_Задание 1:_
Перечислите всех людей, названных по имени во фрагменте текста.
_Задание 2:_
Перепишите часть фрагмента текста, начиная со слов «В этом смысле» и заканчивая словами «бы надлежаще использована.», подставив «трибуну» вместо «площадку».

_Фрагмент текста:_

_ _ _ _ _

В этом смысле представляемая читателю книга до какой-то степени «эксперимент на себе». Автор этих строк, более двух десятилетий занимающийся русской национальной публицистикой, русской историей, исследованием категорий русской цивилизации и национального самосознания[11], решился вторгнуться в несродную себе область интеллектуальной деятельности.

Отчасти этому способствовали открывшиеся организационные возможности – готовность сразу нескольких редакций, прежде всего – газеты «Культура» и телеканала «Царьград» предоставлять мне свою площадку для обсуждения кино. Но, конечно, человеком, который сам того не желал бы, такая возможность вряд ли была бы надлежаще использована.

Сперва это были написанные для редакций рецензии, в основном на фильмы с отчетливо исторической и политической составляющей. Однако в 2017 году я оказался втянут в целый ряд масштабных «киновойн».

Первой была кампания вокруг исторической недостоверности «Викинга». «Бои за историю» – как называл их Люсьен Февр[12] – долг каждого неравнодушного к этой науке, будь то доктор наук и профессор или недоучившийся студент. Вступив в это сражение, я сам, как историк, был вознаграждён небольшим исследовательским открытием, разработав систему аргументов, однозначно опровергающих историчность «изнасилования Рогнеды» князем Владимиром, и сделав ещё несколько доставивших мне радость и нешаблонных в историографии наблюдений.

Одним из самых громких событий года стало противостояние вокруг фильма «Матильда», вопрос об исторической и нравственной недопустимости которого отважно поставила Наталья Поклонская. В этой битве мне почти не было необходимости выступать в качестве историка, так как это сделали более компетентные, чем я, специалисты по эпохе, прежде всего необходимо назвать П.В. Мультатули[13]. Однако на протяжении нескольких месяцев я уделял немало сил для раскрытия своим читателям, слушателям и зрителям идеологической составляющей этого конфликта.

_ _ _ _ _

_Заданные строки:_
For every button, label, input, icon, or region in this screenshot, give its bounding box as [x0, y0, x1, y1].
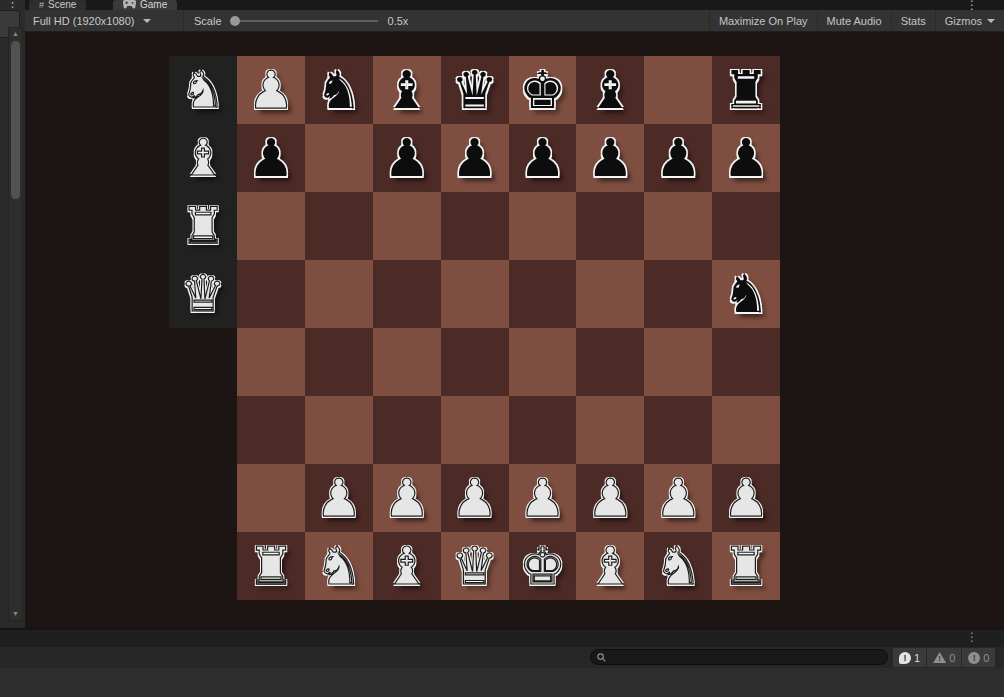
console-search-field[interactable] — [590, 649, 888, 665]
console-panel: ⋮ ! 1 ! 0 ! 0 — [0, 628, 1004, 697]
square-b8[interactable]: ♞ — [305, 56, 373, 124]
piece-white-pawn[interactable]: ♟ — [519, 472, 566, 524]
piece-black-pawn[interactable]: ♟ — [655, 132, 702, 184]
square-e6[interactable] — [509, 192, 577, 260]
square-h2[interactable]: ♟ — [712, 464, 780, 532]
search-input[interactable] — [610, 652, 881, 663]
square-g2[interactable]: ♟ — [644, 464, 712, 532]
square-e8[interactable]: ♚ — [509, 56, 577, 124]
game-view-toolbar: Full HD (1920x1080) Scale 0.5x Maximize … — [25, 10, 1004, 32]
piece-white-knight: ♞ — [181, 65, 226, 115]
square-f8[interactable]: ♝ — [576, 56, 644, 124]
console-search-row: ! 1 ! 0 ! 0 — [0, 647, 1004, 668]
info-icon: ! — [899, 652, 911, 664]
square-d1[interactable]: ♛ — [441, 532, 509, 600]
square-h3[interactable] — [712, 396, 780, 464]
piece-black-bishop[interactable]: ♝ — [587, 64, 634, 116]
square-d3[interactable] — [441, 396, 509, 464]
square-h7[interactable]: ♟ — [712, 124, 780, 192]
square-h8[interactable]: ♜ — [712, 56, 780, 124]
square-g4[interactable] — [644, 328, 712, 396]
info-count-badge[interactable]: ! 1 — [893, 648, 926, 667]
maximize-on-play-label: Maximize On Play — [719, 15, 808, 27]
square-c1[interactable]: ♝ — [373, 532, 441, 600]
toolbar-divider — [183, 10, 184, 31]
piece-white-bishop[interactable]: ♝ — [383, 540, 430, 592]
scroll-down-icon[interactable]: ▼ — [9, 609, 22, 619]
square-h1[interactable]: ♜ — [712, 532, 780, 600]
square-c2[interactable]: ♟ — [373, 464, 441, 532]
game-viewport: ♞♝♜♛ ♟♞♝♛♚♝♜♟♟♟♟♟♟♟♞♟♟♟♟♟♟♟♜♞♝♛♚♝♞♜ — [25, 33, 1004, 625]
square-g6[interactable] — [644, 192, 712, 260]
square-b2[interactable]: ♟ — [305, 464, 373, 532]
square-h4[interactable] — [712, 328, 780, 396]
square-d7[interactable]: ♟ — [441, 124, 509, 192]
square-b4[interactable] — [305, 328, 373, 396]
piece-white-king[interactable]: ♚ — [519, 540, 566, 592]
square-a8[interactable]: ♟ — [237, 56, 305, 124]
square-c4[interactable] — [373, 328, 441, 396]
mute-audio-label: Mute Audio — [827, 15, 882, 27]
scrollbar-thumb[interactable] — [11, 41, 20, 199]
status-bar — [0, 668, 1004, 697]
square-f2[interactable]: ♟ — [576, 464, 644, 532]
square-a4[interactable] — [237, 328, 305, 396]
stats-button[interactable]: Stats — [891, 10, 935, 31]
piece-white-pawn[interactable]: ♟ — [655, 472, 702, 524]
tab-scene-label: Scene — [48, 0, 76, 10]
chevron-down-icon — [143, 19, 151, 23]
search-icon — [597, 648, 606, 666]
aspect-ratio-dropdown[interactable]: Full HD (1920x1080) — [25, 10, 183, 31]
panel-menu-icon[interactable]: ⋮ — [6, 0, 19, 9]
scale-label: Scale — [194, 15, 222, 27]
piece-white-knight[interactable]: ♞ — [655, 540, 702, 592]
left-panel-edge: ⋮ ▲ ▼ — [0, 0, 25, 628]
piece-black-pawn[interactable]: ♟ — [723, 132, 770, 184]
vertical-scrollbar[interactable]: ▲ ▼ — [8, 27, 23, 621]
scale-value: 0.5x — [388, 15, 409, 27]
promotion-option-queen[interactable]: ♛ — [169, 260, 237, 328]
square-a6[interactable] — [237, 192, 305, 260]
game-view-panel: # Scene Game ⋮ Full HD (1920x1080) Scale — [25, 0, 1004, 628]
square-c6[interactable] — [373, 192, 441, 260]
piece-white-pawn[interactable]: ♟ — [316, 472, 363, 524]
stats-label: Stats — [901, 15, 926, 27]
promotion-option-bishop[interactable]: ♝ — [169, 124, 237, 192]
warning-count-badge[interactable]: ! 0 — [927, 648, 961, 667]
square-d4[interactable] — [441, 328, 509, 396]
piece-black-knight[interactable]: ♞ — [723, 268, 770, 320]
console-count-badges: ! 1 ! 0 ! 0 — [893, 648, 995, 667]
tab-game-label: Game — [140, 0, 167, 10]
square-e5[interactable] — [509, 260, 577, 328]
square-f1[interactable]: ♝ — [576, 532, 644, 600]
piece-white-rook[interactable]: ♜ — [723, 540, 770, 592]
piece-white-bishop[interactable]: ♝ — [587, 540, 634, 592]
square-f7[interactable]: ♟ — [576, 124, 644, 192]
square-d8[interactable]: ♛ — [441, 56, 509, 124]
error-count: 0 — [983, 652, 989, 664]
piece-black-rook[interactable]: ♜ — [723, 64, 770, 116]
square-f6[interactable] — [576, 192, 644, 260]
square-f4[interactable] — [576, 328, 644, 396]
promotion-option-rook[interactable]: ♜ — [169, 192, 237, 260]
square-g7[interactable]: ♟ — [644, 124, 712, 192]
square-e4[interactable] — [509, 328, 577, 396]
scale-slider-handle[interactable] — [230, 16, 240, 26]
mute-audio-button[interactable]: Mute Audio — [817, 10, 891, 31]
piece-white-bishop: ♝ — [181, 133, 226, 183]
piece-black-pawn[interactable]: ♟ — [519, 132, 566, 184]
aspect-ratio-value: Full HD (1920x1080) — [33, 15, 135, 27]
scale-slider[interactable] — [230, 16, 378, 26]
square-g5[interactable] — [644, 260, 712, 328]
square-f3[interactable] — [576, 396, 644, 464]
square-e2[interactable]: ♟ — [509, 464, 577, 532]
square-b1[interactable]: ♞ — [305, 532, 373, 600]
maximize-on-play-button[interactable]: Maximize On Play — [709, 10, 817, 31]
square-a5[interactable] — [237, 260, 305, 328]
gizmos-dropdown[interactable]: Gizmos — [935, 10, 1004, 31]
piece-black-pawn[interactable]: ♟ — [587, 132, 634, 184]
square-g3[interactable] — [644, 396, 712, 464]
warning-count: 0 — [949, 652, 955, 664]
piece-black-knight[interactable]: ♞ — [316, 64, 363, 116]
square-e3[interactable] — [509, 396, 577, 464]
piece-white-pawn[interactable]: ♟ — [451, 472, 498, 524]
square-e7[interactable]: ♟ — [509, 124, 577, 192]
square-f5[interactable] — [576, 260, 644, 328]
square-d5[interactable] — [441, 260, 509, 328]
warning-icon: ! — [933, 652, 946, 663]
gamepad-icon — [123, 0, 136, 11]
piece-white-pawn[interactable]: ♟ — [723, 472, 770, 524]
square-d6[interactable] — [441, 192, 509, 260]
piece-white-pawn[interactable]: ♟ — [587, 472, 634, 524]
tab-scene[interactable]: # Scene — [29, 0, 86, 10]
error-icon: ! — [968, 652, 980, 664]
scene-grid-icon: # — [39, 0, 44, 10]
tab-bar: # Scene Game ⋮ — [25, 0, 1004, 10]
square-e1[interactable]: ♚ — [509, 532, 577, 600]
promotion-tray: ♞♝♜♛ — [169, 56, 237, 328]
square-d2[interactable]: ♟ — [441, 464, 509, 532]
piece-black-pawn[interactable]: ♟ — [248, 132, 295, 184]
piece-white-pawn[interactable]: ♟ — [248, 64, 295, 116]
gizmos-label: Gizmos — [945, 15, 982, 27]
square-a2[interactable] — [237, 464, 305, 532]
square-g8[interactable] — [644, 56, 712, 124]
piece-white-rook: ♜ — [181, 201, 226, 251]
piece-black-king[interactable]: ♚ — [519, 64, 566, 116]
unity-editor-window: ⋮ ▲ ▼ # Scene Game ⋮ Full HD (1920x10 — [0, 0, 1004, 697]
square-c5[interactable] — [373, 260, 441, 328]
square-a7[interactable]: ♟ — [237, 124, 305, 192]
square-b5[interactable] — [305, 260, 373, 328]
toolbar-right-group: Maximize On Play Mute Audio Stats Gizmos — [709, 10, 1004, 31]
piece-black-pawn[interactable]: ♟ — [451, 132, 498, 184]
info-count: 1 — [914, 652, 920, 664]
console-menu-icon[interactable]: ⋮ — [966, 631, 978, 643]
square-c3[interactable] — [373, 396, 441, 464]
square-h5[interactable]: ♞ — [712, 260, 780, 328]
square-a3[interactable] — [237, 396, 305, 464]
scale-slider-track[interactable] — [240, 20, 378, 22]
piece-black-queen[interactable]: ♛ — [451, 64, 498, 116]
error-count-badge[interactable]: ! 0 — [962, 648, 995, 667]
piece-white-queen[interactable]: ♛ — [451, 540, 498, 592]
square-b7[interactable] — [305, 124, 373, 192]
piece-white-pawn[interactable]: ♟ — [383, 472, 430, 524]
square-a1[interactable]: ♜ — [237, 532, 305, 600]
piece-white-knight[interactable]: ♞ — [316, 540, 363, 592]
chess-board: ♟♞♝♛♚♝♜♟♟♟♟♟♟♟♞♟♟♟♟♟♟♟♜♞♝♛♚♝♞♜ — [237, 56, 780, 600]
piece-white-queen: ♛ — [181, 269, 226, 319]
square-c7[interactable]: ♟ — [373, 124, 441, 192]
chevron-down-icon — [987, 19, 995, 23]
console-toolbar: ⋮ — [0, 630, 1004, 647]
square-h6[interactable] — [712, 192, 780, 260]
piece-black-bishop[interactable]: ♝ — [383, 64, 430, 116]
tab-game[interactable]: Game — [113, 0, 177, 10]
square-b3[interactable] — [305, 396, 373, 464]
square-b6[interactable] — [305, 192, 373, 260]
scroll-up-icon[interactable]: ▲ — [9, 29, 22, 39]
piece-black-pawn[interactable]: ♟ — [383, 132, 430, 184]
promotion-option-knight[interactable]: ♞ — [169, 56, 237, 124]
square-g1[interactable]: ♞ — [644, 532, 712, 600]
square-c8[interactable]: ♝ — [373, 56, 441, 124]
piece-white-rook[interactable]: ♜ — [248, 540, 295, 592]
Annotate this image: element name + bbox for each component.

_ _ _ _ _

_Полный ответ 1:_
Люсьен Февр, Рогнеда, князь Владимир, Наталья Поклонская, П.В. Мультатули

_Полный ответ 2:_
В этом смысле представляемая читателю книга до какой-то степени «эксперимент на себе». Автор этих строк, более двух десятилетий занимающийся русской национальной публицистикой, русской историей, исследованием категорий русской цивилизации и национального самосознания[11], решился вторгнуться в несродную себе область интеллектуальной деятельности.

Отчасти этому способствовали открывшиеся организационные возможности – готовность сразу нескольких редакций, прежде всего – газеты «Культура» и телеканала «Царьград» предоставлять мне свою трибуну для обсуждения кино. Но, конечно, человеком, который сам того не желал бы, такая возможность вряд ли была бы надлежаще использована.